• Exercise task: Show every line containing "from" by copying it.

• Supplied information:
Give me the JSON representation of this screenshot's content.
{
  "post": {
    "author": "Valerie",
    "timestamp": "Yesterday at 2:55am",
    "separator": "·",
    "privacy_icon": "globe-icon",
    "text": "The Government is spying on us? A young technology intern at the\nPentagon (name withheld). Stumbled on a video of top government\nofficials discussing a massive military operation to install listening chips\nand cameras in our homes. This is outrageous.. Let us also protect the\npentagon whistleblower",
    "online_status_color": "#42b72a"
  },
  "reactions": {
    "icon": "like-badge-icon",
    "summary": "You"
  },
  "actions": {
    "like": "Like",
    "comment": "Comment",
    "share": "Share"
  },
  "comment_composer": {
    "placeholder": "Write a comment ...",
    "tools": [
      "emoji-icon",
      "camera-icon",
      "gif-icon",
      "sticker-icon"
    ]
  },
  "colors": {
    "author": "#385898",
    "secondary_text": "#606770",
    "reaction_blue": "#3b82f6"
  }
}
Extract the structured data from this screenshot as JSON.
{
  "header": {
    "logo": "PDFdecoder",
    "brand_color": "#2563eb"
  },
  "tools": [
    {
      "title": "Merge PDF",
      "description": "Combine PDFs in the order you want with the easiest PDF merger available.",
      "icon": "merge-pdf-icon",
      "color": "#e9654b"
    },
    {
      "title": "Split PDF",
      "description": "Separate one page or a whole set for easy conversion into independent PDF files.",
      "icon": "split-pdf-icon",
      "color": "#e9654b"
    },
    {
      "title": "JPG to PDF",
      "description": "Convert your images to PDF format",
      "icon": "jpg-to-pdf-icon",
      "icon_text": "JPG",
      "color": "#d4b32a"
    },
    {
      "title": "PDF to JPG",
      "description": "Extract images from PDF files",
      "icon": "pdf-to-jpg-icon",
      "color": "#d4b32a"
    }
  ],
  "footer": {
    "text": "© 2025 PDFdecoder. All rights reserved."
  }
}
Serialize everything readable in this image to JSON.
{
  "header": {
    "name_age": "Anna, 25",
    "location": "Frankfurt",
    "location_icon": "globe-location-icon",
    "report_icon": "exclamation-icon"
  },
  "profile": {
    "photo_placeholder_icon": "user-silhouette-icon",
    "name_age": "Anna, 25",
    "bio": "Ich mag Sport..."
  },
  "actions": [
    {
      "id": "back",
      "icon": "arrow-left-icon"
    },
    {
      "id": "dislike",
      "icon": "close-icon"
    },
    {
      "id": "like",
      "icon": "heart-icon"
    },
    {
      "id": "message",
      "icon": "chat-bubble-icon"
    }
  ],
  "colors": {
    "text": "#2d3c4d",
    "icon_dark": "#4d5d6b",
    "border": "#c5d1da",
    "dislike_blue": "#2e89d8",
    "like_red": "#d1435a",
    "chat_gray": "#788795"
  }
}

• Finished answer:
Extract the structured data from this screenshot as JSON.
      "description": "Extract images from PDF files",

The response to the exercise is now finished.